EXERCISE => Print every entry word for word, but omit the pictures.

Data records

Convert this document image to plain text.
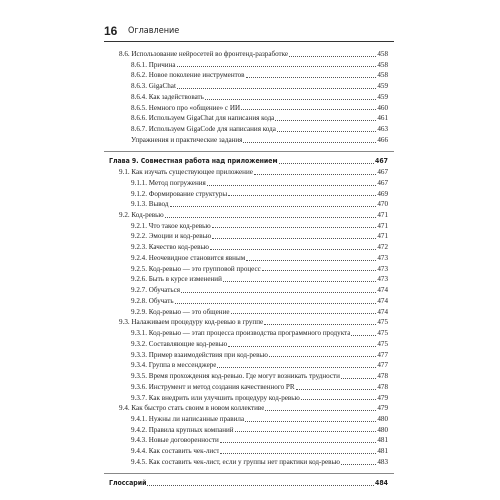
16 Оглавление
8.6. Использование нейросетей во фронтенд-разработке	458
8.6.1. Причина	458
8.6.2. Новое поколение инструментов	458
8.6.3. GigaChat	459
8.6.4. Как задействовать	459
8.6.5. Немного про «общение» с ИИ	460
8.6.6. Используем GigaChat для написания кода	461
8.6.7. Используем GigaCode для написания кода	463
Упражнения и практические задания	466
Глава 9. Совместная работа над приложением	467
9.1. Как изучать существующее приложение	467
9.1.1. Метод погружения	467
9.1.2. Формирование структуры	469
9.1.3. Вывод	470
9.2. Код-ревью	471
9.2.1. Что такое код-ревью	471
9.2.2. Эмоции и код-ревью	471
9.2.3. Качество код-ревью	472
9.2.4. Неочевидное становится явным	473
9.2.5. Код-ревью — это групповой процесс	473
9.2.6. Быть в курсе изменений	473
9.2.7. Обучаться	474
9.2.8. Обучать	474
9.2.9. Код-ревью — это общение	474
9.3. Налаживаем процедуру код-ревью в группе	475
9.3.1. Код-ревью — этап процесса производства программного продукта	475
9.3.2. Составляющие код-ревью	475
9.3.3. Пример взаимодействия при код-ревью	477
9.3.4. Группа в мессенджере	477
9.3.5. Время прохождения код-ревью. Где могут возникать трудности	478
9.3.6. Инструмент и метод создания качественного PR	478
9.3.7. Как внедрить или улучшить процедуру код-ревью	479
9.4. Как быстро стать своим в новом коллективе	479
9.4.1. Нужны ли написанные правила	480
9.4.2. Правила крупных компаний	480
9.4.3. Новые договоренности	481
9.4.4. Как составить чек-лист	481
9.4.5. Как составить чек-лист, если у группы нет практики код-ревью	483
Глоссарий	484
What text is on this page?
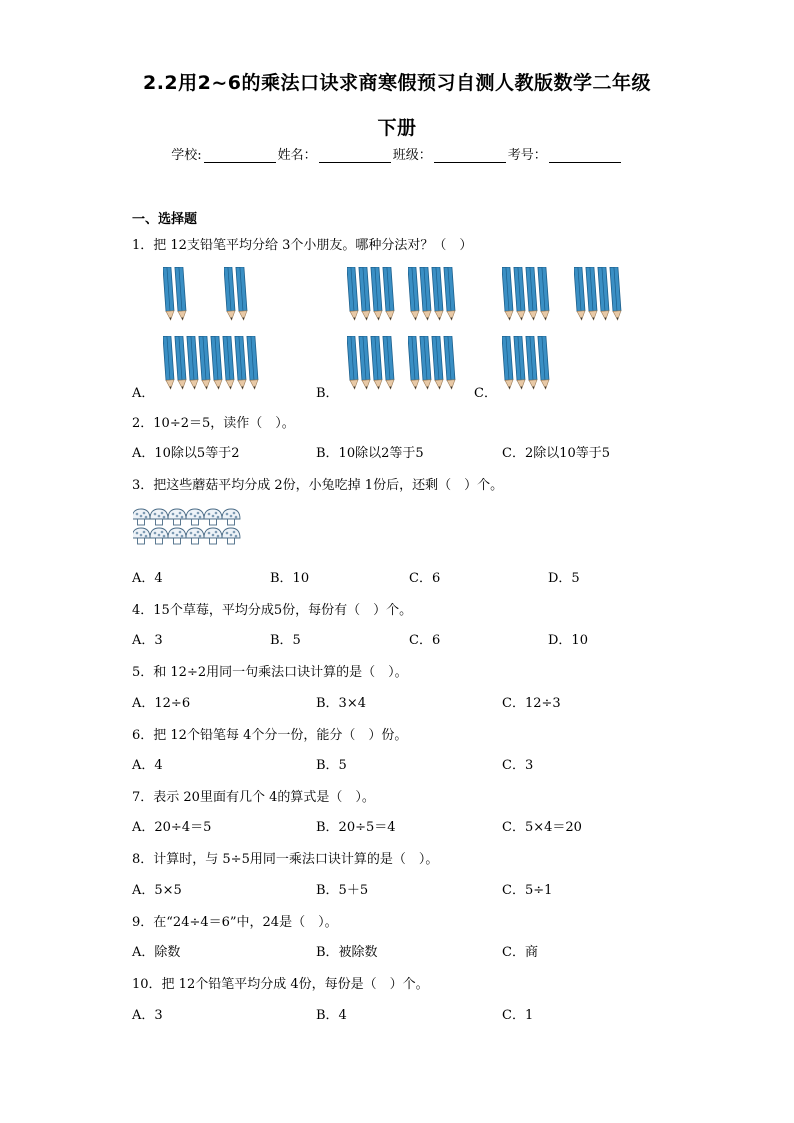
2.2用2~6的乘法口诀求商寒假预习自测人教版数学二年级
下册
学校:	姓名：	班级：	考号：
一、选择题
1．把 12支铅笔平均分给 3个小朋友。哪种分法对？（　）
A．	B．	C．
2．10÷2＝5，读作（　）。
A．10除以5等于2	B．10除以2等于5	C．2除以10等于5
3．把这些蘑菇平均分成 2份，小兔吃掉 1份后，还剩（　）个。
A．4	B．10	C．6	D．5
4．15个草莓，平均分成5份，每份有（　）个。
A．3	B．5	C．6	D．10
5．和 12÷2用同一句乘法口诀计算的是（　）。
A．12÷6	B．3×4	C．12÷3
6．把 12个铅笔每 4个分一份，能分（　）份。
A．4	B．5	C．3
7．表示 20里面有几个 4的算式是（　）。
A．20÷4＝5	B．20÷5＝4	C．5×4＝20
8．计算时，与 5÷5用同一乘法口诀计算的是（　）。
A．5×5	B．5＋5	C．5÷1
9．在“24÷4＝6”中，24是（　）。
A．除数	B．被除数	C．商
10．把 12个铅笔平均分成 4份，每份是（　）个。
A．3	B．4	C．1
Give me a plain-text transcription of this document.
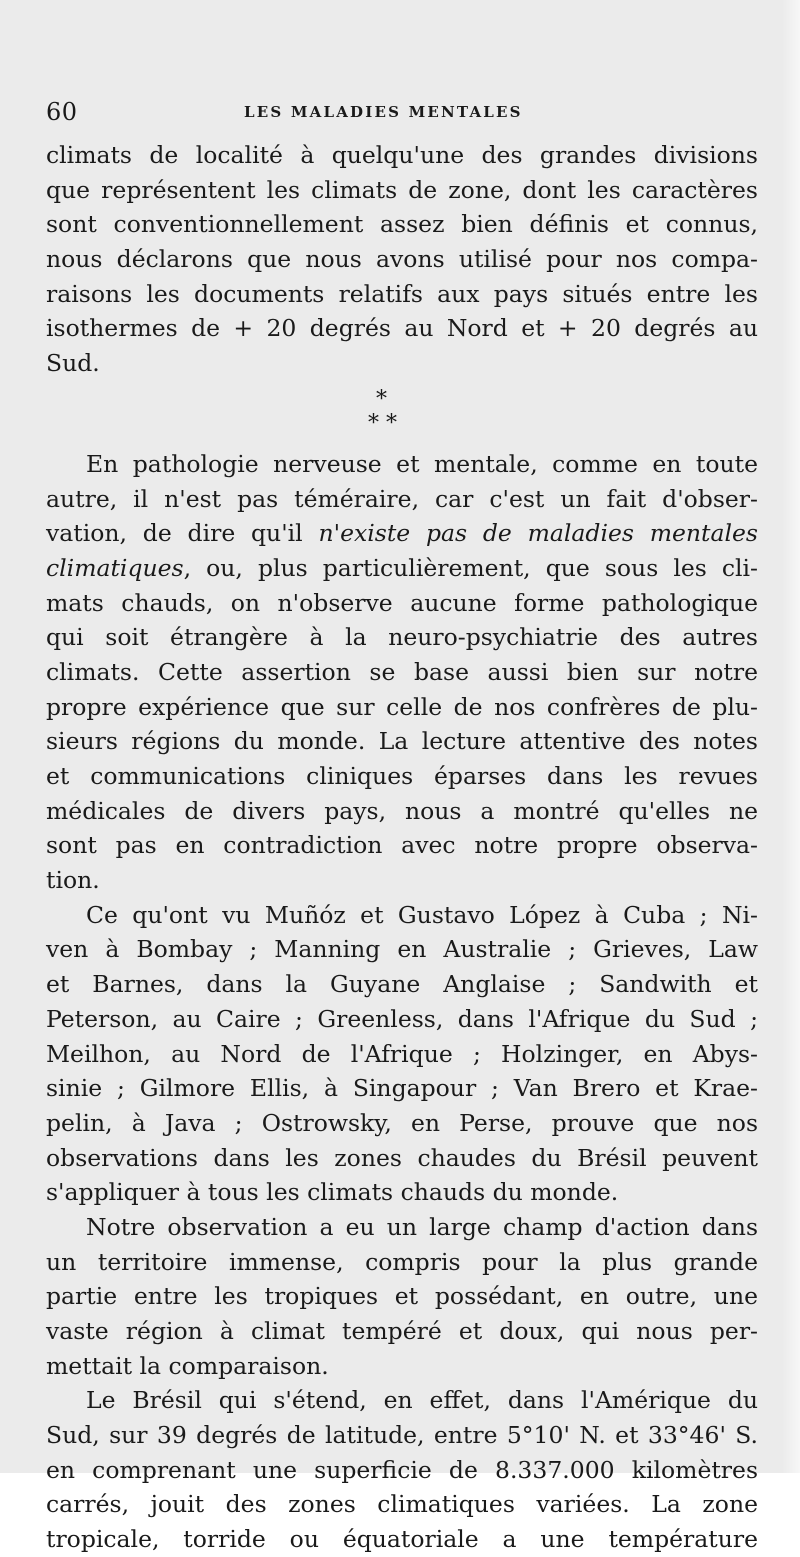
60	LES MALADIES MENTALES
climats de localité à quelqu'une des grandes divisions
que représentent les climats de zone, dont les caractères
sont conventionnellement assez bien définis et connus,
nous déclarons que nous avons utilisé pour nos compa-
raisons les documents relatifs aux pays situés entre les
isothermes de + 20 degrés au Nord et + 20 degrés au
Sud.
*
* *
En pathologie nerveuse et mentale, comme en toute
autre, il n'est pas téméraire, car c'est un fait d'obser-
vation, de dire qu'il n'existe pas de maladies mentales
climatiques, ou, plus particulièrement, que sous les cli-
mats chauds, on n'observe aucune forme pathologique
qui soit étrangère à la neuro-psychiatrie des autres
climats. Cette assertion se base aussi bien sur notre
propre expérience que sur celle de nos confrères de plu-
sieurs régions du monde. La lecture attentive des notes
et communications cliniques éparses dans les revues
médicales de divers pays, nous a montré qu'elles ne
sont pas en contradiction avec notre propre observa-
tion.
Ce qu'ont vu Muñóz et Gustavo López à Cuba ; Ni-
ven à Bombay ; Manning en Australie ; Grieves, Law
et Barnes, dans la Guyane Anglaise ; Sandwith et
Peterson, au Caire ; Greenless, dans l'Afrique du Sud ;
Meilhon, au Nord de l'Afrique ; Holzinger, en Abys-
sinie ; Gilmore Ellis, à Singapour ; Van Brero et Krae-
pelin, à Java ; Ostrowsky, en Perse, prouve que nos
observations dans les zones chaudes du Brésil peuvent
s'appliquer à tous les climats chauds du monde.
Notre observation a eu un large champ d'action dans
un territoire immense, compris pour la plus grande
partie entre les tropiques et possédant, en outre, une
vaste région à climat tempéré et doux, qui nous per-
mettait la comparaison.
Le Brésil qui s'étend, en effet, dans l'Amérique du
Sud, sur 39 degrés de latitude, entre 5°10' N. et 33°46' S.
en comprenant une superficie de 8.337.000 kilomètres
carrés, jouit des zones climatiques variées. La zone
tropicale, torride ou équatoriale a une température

RESULT =>
Convert this document image to plain text.
16 Оглавление
8.6. Использование нейросетей во фронтенд-разработке	458
8.6.1. Причина	458
8.6.2. Новое поколение инструментов	458
8.6.3. GigaChat	459
8.6.4. Как задействовать	459
8.6.5. Немного про «общение» с ИИ	460
8.6.6. Используем GigaChat для написания кода	461
8.6.7. Используем GigaCode для написания кода	463
Упражнения и практические задания	466
Глава 9. Совместная работа над приложением	467
9.1. Как изучать существующее приложение	467
9.1.1. Метод погружения	467
9.1.2. Формирование структуры	469
9.1.3. Вывод	470
9.2. Код-ревью	471
9.2.1. Что такое код-ревью	471
9.2.2. Эмоции и код-ревью	471
9.2.3. Качество код-ревью	472
9.2.4. Неочевидное становится явным	473
9.2.5. Код-ревью — это групповой процесс	473
9.2.6. Быть в курсе изменений	473
9.2.7. Обучаться	474
9.2.8. Обучать	474
9.2.9. Код-ревью — это общение	474
9.3. Налаживаем процедуру код-ревью в группе	475
9.3.1. Код-ревью — этап процесса производства программного продукта	475
9.3.2. Составляющие код-ревью	475
9.3.3. Пример взаимодействия при код-ревью	477
9.3.4. Группа в мессенджере	477
9.3.5. Время прохождения код-ревью. Где могут возникать трудности	478
9.3.6. Инструмент и метод создания качественного PR	478
9.3.7. Как внедрить или улучшить процедуру код-ревью	479
9.4. Как быстро стать своим в новом коллективе	479
9.4.1. Нужны ли написанные правила	480
9.4.2. Правила крупных компаний	480
9.4.3. Новые договоренности	481
9.4.4. Как составить чек-лист	481
9.4.5. Как составить чек-лист, если у группы нет практики код-ревью	483
Глоссарий	484
What text is on this page?
2.2用2~6的乘法口诀求商寒假预习自测人教版数学二年级
下册
学校:	姓名：	班级：	考号：
一、选择题
1．把 12支铅笔平均分给 3个小朋友。哪种分法对？（　）
A．	B．	C．
2．10÷2＝5，读作（　）。
A．10除以5等于2	B．10除以2等于5	C．2除以10等于5
3．把这些蘑菇平均分成 2份，小兔吃掉 1份后，还剩（　）个。
A．4	B．10	C．6	D．5
4．15个草莓，平均分成5份，每份有（　）个。
A．3	B．5	C．6	D．10
5．和 12÷2用同一句乘法口诀计算的是（　）。
A．12÷6	B．3×4	C．12÷3
6．把 12个铅笔每 4个分一份，能分（　）份。
A．4	B．5	C．3
7．表示 20里面有几个 4的算式是（　）。
A．20÷4＝5	B．20÷5＝4	C．5×4＝20
8．计算时，与 5÷5用同一乘法口诀计算的是（　）。
A．5×5	B．5＋5	C．5÷1
9．在“24÷4＝6”中，24是（　）。
A．除数	B．被除数	C．商
10．把 12个铅笔平均分成 4份，每份是（　）个。
A．3	B．4	C．1
Give me a plain-text transcription of this document.
60	LES MALADIES MENTALES
climats de localité à quelqu'une des grandes divisions
que représentent les climats de zone, dont les caractères
sont conventionnellement assez bien définis et connus,
nous déclarons que nous avons utilisé pour nos compa-
raisons les documents relatifs aux pays situés entre les
isothermes de + 20 degrés au Nord et + 20 degrés au
Sud.
*
* *
En pathologie nerveuse et mentale, comme en toute
autre, il n'est pas téméraire, car c'est un fait d'obser-
vation, de dire qu'il n'existe pas de maladies mentales
climatiques, ou, plus particulièrement, que sous les cli-
mats chauds, on n'observe aucune forme pathologique
qui soit étrangère à la neuro-psychiatrie des autres
climats. Cette assertion se base aussi bien sur notre
propre expérience que sur celle de nos confrères de plu-
sieurs régions du monde. La lecture attentive des notes
et communications cliniques éparses dans les revues
médicales de divers pays, nous a montré qu'elles ne
sont pas en contradiction avec notre propre observa-
tion.
Ce qu'ont vu Muñóz et Gustavo López à Cuba ; Ni-
ven à Bombay ; Manning en Australie ; Grieves, Law
et Barnes, dans la Guyane Anglaise ; Sandwith et
Peterson, au Caire ; Greenless, dans l'Afrique du Sud ;
Meilhon, au Nord de l'Afrique ; Holzinger, en Abys-
sinie ; Gilmore Ellis, à Singapour ; Van Brero et Krae-
pelin, à Java ; Ostrowsky, en Perse, prouve que nos
observations dans les zones chaudes du Brésil peuvent
s'appliquer à tous les climats chauds du monde.
Notre observation a eu un large champ d'action dans
un territoire immense, compris pour la plus grande
partie entre les tropiques et possédant, en outre, une
vaste région à climat tempéré et doux, qui nous per-
mettait la comparaison.
Le Brésil qui s'étend, en effet, dans l'Amérique du
Sud, sur 39 degrés de latitude, entre 5°10' N. et 33°46' S.
en comprenant une superficie de 8.337.000 kilomètres
carrés, jouit des zones climatiques variées. La zone
tropicale, torride ou équatoriale a une température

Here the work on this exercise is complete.